| CHALLENGE |
Report how many lines contain the word "Montant", with no other text.

=== DATA ENTRIES ===

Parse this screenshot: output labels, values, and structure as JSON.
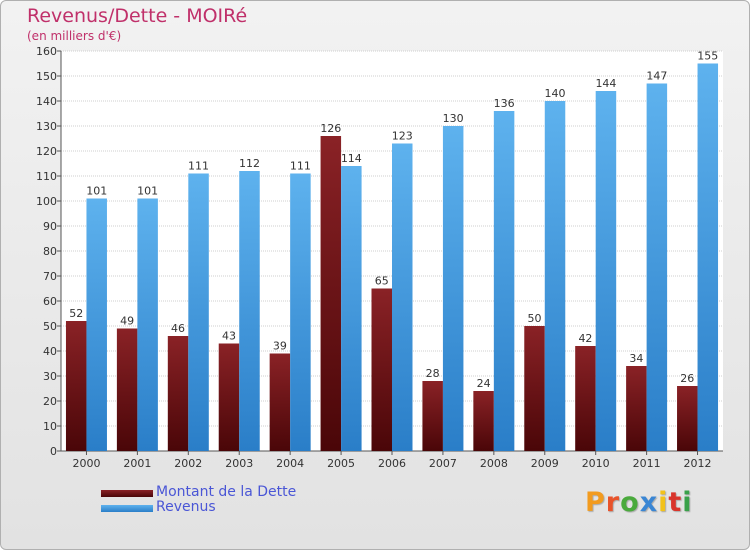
{
  "colors": {
    "title": "#c0306a",
    "dette": "#7a1a1d",
    "revenus": "#3d95dd",
    "axis_text": "#333333",
    "legend_text": "#4a56d6",
    "logo": [
      "#f29b1f",
      "#e8532a",
      "#4aaa3c",
      "#3a86d4",
      "#f2c21a",
      "#d9342b",
      "#3aa14a"
    ]
  },
  "logo": {
    "text": "Proxiti",
    "letters": [
      "P",
      "r",
      "o",
      "x",
      "i",
      "t",
      "i"
    ]
  },
  "chart_data": {
    "type": "bar",
    "title": "Revenus/Dette - MOIRé",
    "subtitle": "(en milliers d'€)",
    "xlabel": "",
    "ylabel": "",
    "ylim": [
      0,
      160
    ],
    "ytick_step": 10,
    "grid": true,
    "categories": [
      "2000",
      "2001",
      "2002",
      "2003",
      "2004",
      "2005",
      "2006",
      "2007",
      "2008",
      "2009",
      "2010",
      "2011",
      "2012"
    ],
    "series": [
      {
        "name": "Montant de la Dette",
        "values": [
          52,
          49,
          46,
          43,
          39,
          126,
          65,
          28,
          24,
          50,
          42,
          34,
          26
        ]
      },
      {
        "name": "Revenus",
        "values": [
          101,
          101,
          111,
          112,
          111,
          114,
          123,
          130,
          136,
          140,
          144,
          147,
          155
        ]
      }
    ],
    "legend": {
      "position": "bottom-left",
      "labels": [
        "Montant de la Dette",
        "Revenus"
      ]
    }
  }
}
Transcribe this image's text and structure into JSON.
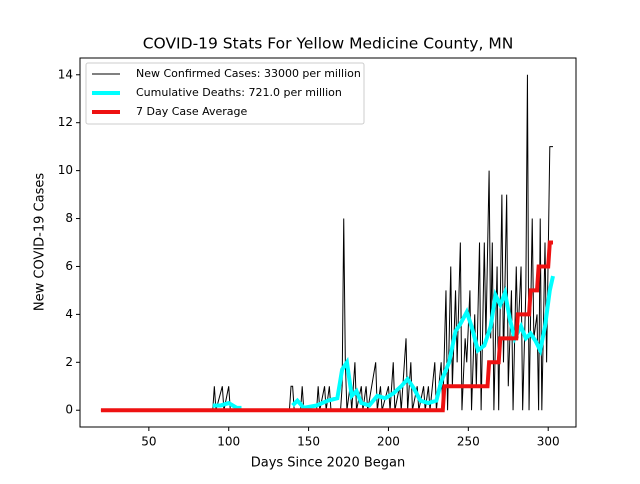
{
  "chart_data": {
    "type": "line",
    "title": "COVID-19 Stats For Yellow Medicine County, MN",
    "xlabel": "Days Since 2020 Began",
    "ylabel": "New COVID-19 Cases",
    "xlim": [
      6.9,
      317.4
    ],
    "ylim": [
      -0.7,
      14.7
    ],
    "xticks": [
      50,
      100,
      150,
      200,
      250,
      300
    ],
    "yticks": [
      0,
      2,
      4,
      6,
      8,
      10,
      12,
      14
    ],
    "grid": false,
    "legend": "upper left",
    "series": [
      {
        "name": "New Confirmed Cases: 33000 per million",
        "color": "#000000",
        "linewidth": 1,
        "x": [
          20,
          90,
          91,
          92,
          96,
          97,
          100,
          101,
          138,
          139,
          140,
          141,
          145,
          146,
          147,
          155,
          156,
          157,
          160,
          161,
          163,
          164,
          170,
          171,
          172,
          173,
          174,
          176,
          177,
          179,
          180,
          183,
          184,
          186,
          187,
          192,
          193,
          195,
          196,
          200,
          201,
          203,
          204,
          207,
          208,
          211,
          212,
          214,
          215,
          218,
          219,
          222,
          223,
          225,
          226,
          229,
          230,
          233,
          234,
          236,
          237,
          239,
          240,
          242,
          243,
          245,
          246,
          248,
          249,
          251,
          252,
          254,
          255,
          257,
          258,
          260,
          261,
          263,
          264,
          265,
          266,
          268,
          269,
          271,
          272,
          274,
          275,
          277,
          278,
          280,
          281,
          283,
          284,
          286,
          287,
          288,
          290,
          291,
          293,
          294,
          295,
          296,
          298,
          299,
          301,
          302,
          303
        ],
        "values": [
          0,
          0,
          1,
          0,
          1,
          0,
          1,
          0,
          0,
          1,
          1,
          0,
          0,
          1,
          0,
          0,
          1,
          0,
          1,
          0,
          1,
          0,
          0,
          1,
          8,
          2,
          0,
          1,
          0,
          2,
          0,
          1,
          0,
          1,
          0,
          2,
          0,
          1,
          0,
          1,
          0,
          2,
          0,
          1,
          0,
          3,
          0,
          2,
          0,
          1,
          0,
          1,
          0,
          1,
          0,
          2,
          0,
          2,
          0,
          5,
          0,
          6,
          1,
          5,
          2,
          7,
          0,
          3,
          2,
          5,
          0,
          4,
          1,
          7,
          0,
          7,
          3,
          10,
          3,
          7,
          0,
          6,
          0,
          9,
          2,
          9,
          1,
          5,
          0,
          6,
          3,
          6,
          0,
          5,
          14,
          0,
          8,
          3,
          4,
          0,
          8,
          0,
          7,
          2,
          11,
          11,
          11
        ]
      },
      {
        "name": "Cumulative Deaths: 721.0 per million",
        "color": "#00ffff",
        "linewidth": 4,
        "x": [
          90,
          95,
          100,
          105,
          108,
          null,
          140,
          143,
          147,
          155,
          162,
          168,
          171,
          174,
          177,
          180,
          183,
          188,
          193,
          198,
          203,
          208,
          212,
          216,
          220,
          225,
          230,
          233,
          238,
          242,
          245,
          249,
          252,
          256,
          260,
          264,
          267,
          270,
          273,
          276,
          279,
          283,
          286,
          289,
          292,
          295,
          298,
          301,
          303
        ],
        "values": [
          0.2,
          0.2,
          0.3,
          0.1,
          0.1,
          null,
          0.2,
          0.4,
          0.1,
          0.2,
          0.4,
          0.5,
          1.7,
          2.0,
          0.6,
          0.8,
          0.3,
          0.2,
          0.6,
          0.5,
          0.7,
          1.0,
          1.3,
          0.9,
          0.4,
          0.3,
          0.4,
          1.2,
          2.0,
          3.3,
          3.6,
          4.1,
          3.5,
          2.5,
          2.7,
          3.5,
          4.8,
          4.4,
          4.9,
          3.8,
          3.0,
          3.5,
          3.0,
          3.2,
          2.9,
          2.5,
          3.5,
          5.0,
          5.6
        ]
      },
      {
        "name": "7 Day Case Average",
        "color": "#ee1111",
        "linewidth": 4,
        "x": [
          20,
          234,
          235,
          262,
          263,
          269,
          270,
          280,
          281,
          288,
          289,
          293,
          294,
          300,
          301,
          303
        ],
        "values": [
          0,
          0,
          1,
          1,
          2,
          2,
          3,
          3,
          4,
          4,
          5,
          5,
          6,
          6,
          7,
          7
        ]
      }
    ]
  }
}
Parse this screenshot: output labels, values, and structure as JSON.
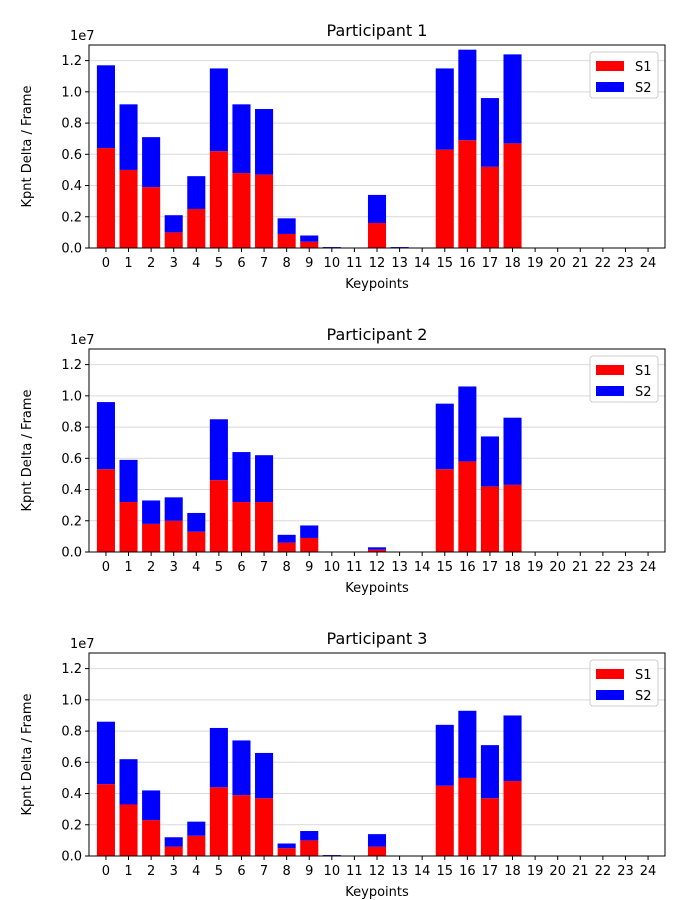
{
  "colors": {
    "S1": "#ff0000",
    "S2": "#0000ff",
    "grid": "#d9d9d9"
  },
  "chart_data": [
    {
      "type": "bar",
      "stacked": true,
      "title": "Participant 1",
      "xlabel": "Keypoints",
      "ylabel": "Kpnt Delta / Frame",
      "y_offset_label": "1e7",
      "ylim": [
        0,
        13000000
      ],
      "yticks": [
        0,
        2000000,
        4000000,
        6000000,
        8000000,
        10000000,
        12000000
      ],
      "ytick_labels": [
        "0.0",
        "0.2",
        "0.4",
        "0.6",
        "0.8",
        "1.0",
        "1.2"
      ],
      "grid": "horizontal",
      "legend": "top-right",
      "categories": [
        "0",
        "1",
        "2",
        "3",
        "4",
        "5",
        "6",
        "7",
        "8",
        "9",
        "10",
        "11",
        "12",
        "13",
        "14",
        "15",
        "16",
        "17",
        "18",
        "19",
        "20",
        "21",
        "22",
        "23",
        "24"
      ],
      "series": [
        {
          "name": "S1",
          "values": [
            6400000,
            5000000,
            3900000,
            1000000,
            2500000,
            6200000,
            4800000,
            4700000,
            900000,
            400000,
            0,
            0,
            1600000,
            0,
            0,
            6300000,
            6900000,
            5200000,
            6700000,
            0,
            0,
            0,
            0,
            0,
            0
          ]
        },
        {
          "name": "S2",
          "values": [
            5300000,
            4200000,
            3200000,
            1100000,
            2100000,
            5300000,
            4400000,
            4200000,
            1000000,
            400000,
            60000,
            0,
            1800000,
            60000,
            0,
            5200000,
            5800000,
            4400000,
            5700000,
            0,
            0,
            0,
            0,
            0,
            0
          ]
        }
      ]
    },
    {
      "type": "bar",
      "stacked": true,
      "title": "Participant 2",
      "xlabel": "Keypoints",
      "ylabel": "Kpnt Delta / Frame",
      "y_offset_label": "1e7",
      "ylim": [
        0,
        13000000
      ],
      "yticks": [
        0,
        2000000,
        4000000,
        6000000,
        8000000,
        10000000,
        12000000
      ],
      "ytick_labels": [
        "0.0",
        "0.2",
        "0.4",
        "0.6",
        "0.8",
        "1.0",
        "1.2"
      ],
      "grid": "horizontal",
      "legend": "top-right",
      "categories": [
        "0",
        "1",
        "2",
        "3",
        "4",
        "5",
        "6",
        "7",
        "8",
        "9",
        "10",
        "11",
        "12",
        "13",
        "14",
        "15",
        "16",
        "17",
        "18",
        "19",
        "20",
        "21",
        "22",
        "23",
        "24"
      ],
      "series": [
        {
          "name": "S1",
          "values": [
            5300000,
            3200000,
            1800000,
            2000000,
            1300000,
            4600000,
            3200000,
            3200000,
            600000,
            900000,
            0,
            0,
            150000,
            0,
            0,
            5300000,
            5800000,
            4200000,
            4300000,
            0,
            0,
            0,
            0,
            0,
            0
          ]
        },
        {
          "name": "S2",
          "values": [
            4300000,
            2700000,
            1500000,
            1500000,
            1200000,
            3900000,
            3200000,
            3000000,
            500000,
            800000,
            0,
            0,
            150000,
            0,
            0,
            4200000,
            4800000,
            3200000,
            4300000,
            0,
            0,
            0,
            0,
            0,
            0
          ]
        }
      ]
    },
    {
      "type": "bar",
      "stacked": true,
      "title": "Participant 3",
      "xlabel": "Keypoints",
      "ylabel": "Kpnt Delta / Frame",
      "y_offset_label": "1e7",
      "ylim": [
        0,
        13000000
      ],
      "yticks": [
        0,
        2000000,
        4000000,
        6000000,
        8000000,
        10000000,
        12000000
      ],
      "ytick_labels": [
        "0.0",
        "0.2",
        "0.4",
        "0.6",
        "0.8",
        "1.0",
        "1.2"
      ],
      "grid": "horizontal",
      "legend": "top-right",
      "categories": [
        "0",
        "1",
        "2",
        "3",
        "4",
        "5",
        "6",
        "7",
        "8",
        "9",
        "10",
        "11",
        "12",
        "13",
        "14",
        "15",
        "16",
        "17",
        "18",
        "19",
        "20",
        "21",
        "22",
        "23",
        "24"
      ],
      "series": [
        {
          "name": "S1",
          "values": [
            4600000,
            3300000,
            2300000,
            600000,
            1300000,
            4400000,
            3900000,
            3700000,
            500000,
            1000000,
            0,
            0,
            600000,
            0,
            0,
            4500000,
            5000000,
            3700000,
            4800000,
            0,
            0,
            0,
            0,
            0,
            0
          ]
        },
        {
          "name": "S2",
          "values": [
            4000000,
            2900000,
            1900000,
            600000,
            900000,
            3800000,
            3500000,
            2900000,
            300000,
            600000,
            60000,
            0,
            800000,
            0,
            0,
            3900000,
            4300000,
            3400000,
            4200000,
            0,
            0,
            0,
            0,
            0,
            0
          ]
        }
      ]
    }
  ]
}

===

| COMPLETED TASK |
2